== RECORD LIST ==

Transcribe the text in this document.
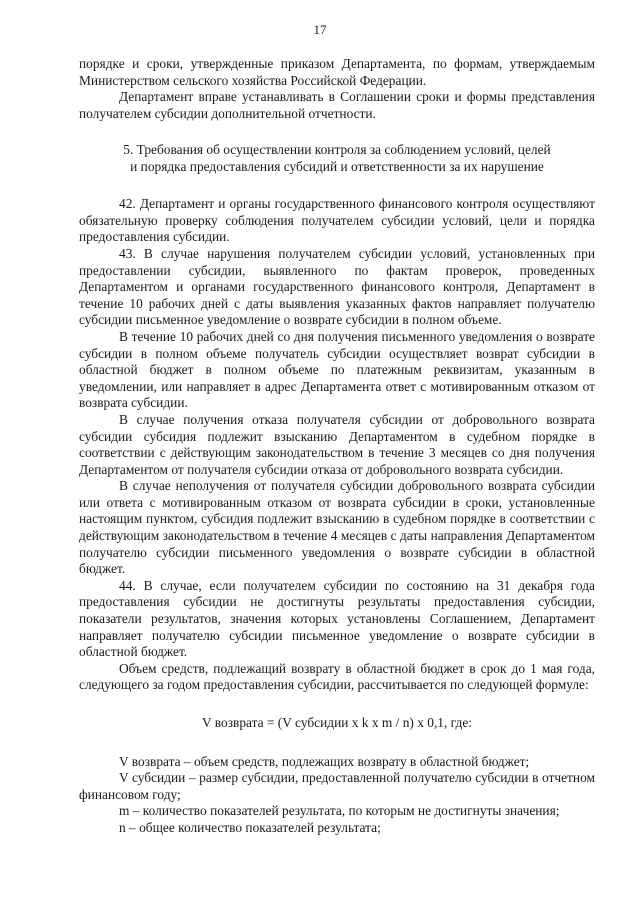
17

порядке и сроки, утвержденные приказом Департамента, по формам, утверждаемым Министерством сельского хозяйства Российской Федерации.

Департамент вправе устанавливать в Соглашении сроки и формы представления получателем субсидии дополнительной отчетности.

5. Требования об осуществлении контроля за соблюдением условий, целей
и порядка предоставления субсидий и ответственности за их нарушение

42. Департамент и органы государственного финансового контроля осуществляют обязательную проверку соблюдения получателем субсидии условий, цели и порядка предоставления субсидии.

43. В случае нарушения получателем субсидии условий, установленных при предоставлении субсидии, выявленного по фактам проверок, проведенных Департаментом и органами государственного финансового контроля, Департамент в течение 10 рабочих дней с даты выявления указанных фактов направляет получателю субсидии письменное уведомление о возврате субсидии в полном объеме.

В течение 10 рабочих дней со дня получения письменного уведомления о возврате субсидии в полном объеме получатель субсидии осуществляет возврат субсидии в областной бюджет в полном объеме по платежным реквизитам, указанным в уведомлении, или направляет в адрес Департамента ответ с мотивированным отказом от возврата субсидии.

В случае получения отказа получателя субсидии от добровольного возврата субсидии субсидия подлежит взысканию Департаментом в судебном порядке в соответствии с действующим законодательством в течение 3 месяцев со дня получения Департаментом от получателя субсидии отказа от добровольного возврата субсидии.

В случае неполучения от получателя субсидии добровольного возврата субсидии или ответа с мотивированным отказом от возврата субсидии в сроки, установленные настоящим пунктом, субсидия подлежит взысканию в судебном порядке в соответствии с действующим законодательством в течение 4 месяцев с даты направления Департаментом получателю субсидии письменного уведомления о возврате субсидии в областной бюджет.

44. В случае, если получателем субсидии по состоянию на 31 декабря года предоставления субсидии не достигнуты результаты предоставления субсидии, показатели результатов, значения которых установлены Соглашением, Департамент направляет получателю субсидии письменное уведомление о возврате субсидии в областной бюджет.

Объем средств, подлежащий возврату в областной бюджет в срок до 1 мая года, следующего за годом предоставления субсидии, рассчитывается по следующей формуле:

V возврата = (V субсидии x k x m / n) x 0,1, где:

V возврата – объем средств, подлежащих возврату в областной бюджет;

V субсидии – размер субсидии, предоставленной получателю субсидии в отчетном финансовом году;

m – количество показателей результата, по которым не достигнуты значения;

n – общее количество показателей результата;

===

■ DIRECTIONS FOR THIS TASK: Which lines hold the word "государственного"? Copy every one of them.

■ OUTPUT BELOW:
42. Департамент и органы государственного финансового контроля осуществляют обязательную проверку соблюдения получателем субсидии условий, цели и порядка предоставления субсидии.
43. В случае нарушения получателем субсидии условий, установленных при предоставлении субсидии, выявленного по фактам проверок, проведенных Департаментом и органами государственного финансового контроля, Департамент в течение 10 рабочих дней с даты выявления указанных фактов направляет получателю субсидии письменное уведомление о возврате субсидии в полном объеме.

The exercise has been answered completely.